▽
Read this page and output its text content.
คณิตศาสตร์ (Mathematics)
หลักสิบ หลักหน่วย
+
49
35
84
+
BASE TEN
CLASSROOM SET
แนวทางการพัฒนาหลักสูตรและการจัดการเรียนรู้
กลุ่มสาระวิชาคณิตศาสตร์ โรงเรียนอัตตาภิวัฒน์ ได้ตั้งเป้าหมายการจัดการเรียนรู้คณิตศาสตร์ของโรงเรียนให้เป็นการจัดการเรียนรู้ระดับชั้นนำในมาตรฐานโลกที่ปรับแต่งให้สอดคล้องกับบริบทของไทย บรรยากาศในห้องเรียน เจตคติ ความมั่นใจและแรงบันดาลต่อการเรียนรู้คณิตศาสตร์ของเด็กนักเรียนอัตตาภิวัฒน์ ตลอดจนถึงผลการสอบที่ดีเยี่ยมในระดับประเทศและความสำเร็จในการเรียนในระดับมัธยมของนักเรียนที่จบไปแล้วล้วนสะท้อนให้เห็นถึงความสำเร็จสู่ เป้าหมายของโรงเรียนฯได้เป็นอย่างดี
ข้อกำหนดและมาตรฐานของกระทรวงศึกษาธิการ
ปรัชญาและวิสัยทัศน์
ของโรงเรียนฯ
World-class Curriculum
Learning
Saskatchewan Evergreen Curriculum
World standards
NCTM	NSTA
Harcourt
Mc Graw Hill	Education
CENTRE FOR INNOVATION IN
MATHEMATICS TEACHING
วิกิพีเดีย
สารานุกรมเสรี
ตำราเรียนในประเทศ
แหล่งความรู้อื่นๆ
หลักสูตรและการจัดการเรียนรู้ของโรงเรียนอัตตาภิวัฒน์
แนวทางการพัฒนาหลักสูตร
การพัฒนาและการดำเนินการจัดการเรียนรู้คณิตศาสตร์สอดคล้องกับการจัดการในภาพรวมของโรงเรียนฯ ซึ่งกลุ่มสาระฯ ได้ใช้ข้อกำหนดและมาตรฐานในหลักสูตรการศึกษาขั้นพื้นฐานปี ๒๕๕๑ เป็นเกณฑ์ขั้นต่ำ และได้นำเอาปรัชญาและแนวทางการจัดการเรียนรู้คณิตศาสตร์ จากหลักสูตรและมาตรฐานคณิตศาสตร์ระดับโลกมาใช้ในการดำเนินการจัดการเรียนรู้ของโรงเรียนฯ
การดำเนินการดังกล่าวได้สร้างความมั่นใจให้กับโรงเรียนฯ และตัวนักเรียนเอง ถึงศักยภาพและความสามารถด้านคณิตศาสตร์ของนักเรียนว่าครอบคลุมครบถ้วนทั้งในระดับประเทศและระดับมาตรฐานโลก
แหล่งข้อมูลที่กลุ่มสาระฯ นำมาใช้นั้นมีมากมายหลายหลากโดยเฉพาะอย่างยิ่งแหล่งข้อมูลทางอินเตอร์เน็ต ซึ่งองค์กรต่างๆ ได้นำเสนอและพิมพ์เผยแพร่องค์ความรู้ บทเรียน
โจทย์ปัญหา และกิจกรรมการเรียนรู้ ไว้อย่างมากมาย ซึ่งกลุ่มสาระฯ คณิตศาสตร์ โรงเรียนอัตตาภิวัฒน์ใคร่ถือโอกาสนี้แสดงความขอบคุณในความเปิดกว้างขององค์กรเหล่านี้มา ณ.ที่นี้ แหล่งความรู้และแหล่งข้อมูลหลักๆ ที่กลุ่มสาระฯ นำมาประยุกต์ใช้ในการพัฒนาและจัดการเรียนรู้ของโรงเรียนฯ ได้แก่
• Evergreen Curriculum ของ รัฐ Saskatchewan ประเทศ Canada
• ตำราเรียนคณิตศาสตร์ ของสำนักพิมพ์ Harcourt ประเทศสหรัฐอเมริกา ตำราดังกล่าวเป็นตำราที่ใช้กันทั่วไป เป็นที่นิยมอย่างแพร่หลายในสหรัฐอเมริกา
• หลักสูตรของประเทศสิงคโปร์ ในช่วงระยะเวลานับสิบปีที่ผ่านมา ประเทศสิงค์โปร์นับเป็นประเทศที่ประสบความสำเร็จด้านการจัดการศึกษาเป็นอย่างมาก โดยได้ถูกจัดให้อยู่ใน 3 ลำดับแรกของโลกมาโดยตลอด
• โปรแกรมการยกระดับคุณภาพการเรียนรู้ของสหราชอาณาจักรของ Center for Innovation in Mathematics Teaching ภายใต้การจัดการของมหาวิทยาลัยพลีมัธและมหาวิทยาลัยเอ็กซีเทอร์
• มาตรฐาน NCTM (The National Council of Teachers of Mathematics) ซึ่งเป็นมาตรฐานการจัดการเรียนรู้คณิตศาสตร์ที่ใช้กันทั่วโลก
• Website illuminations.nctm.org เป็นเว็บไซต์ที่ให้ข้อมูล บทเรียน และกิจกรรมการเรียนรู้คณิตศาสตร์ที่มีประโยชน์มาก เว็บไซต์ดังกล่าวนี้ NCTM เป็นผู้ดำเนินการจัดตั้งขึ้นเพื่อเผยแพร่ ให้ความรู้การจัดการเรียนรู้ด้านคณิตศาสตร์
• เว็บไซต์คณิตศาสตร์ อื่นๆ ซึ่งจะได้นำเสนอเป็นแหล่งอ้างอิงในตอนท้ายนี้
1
△
• **What to produce**:
A single figure is required: the number of lines above in which the word "ฒนาหล" occurs.

• **In response**:
2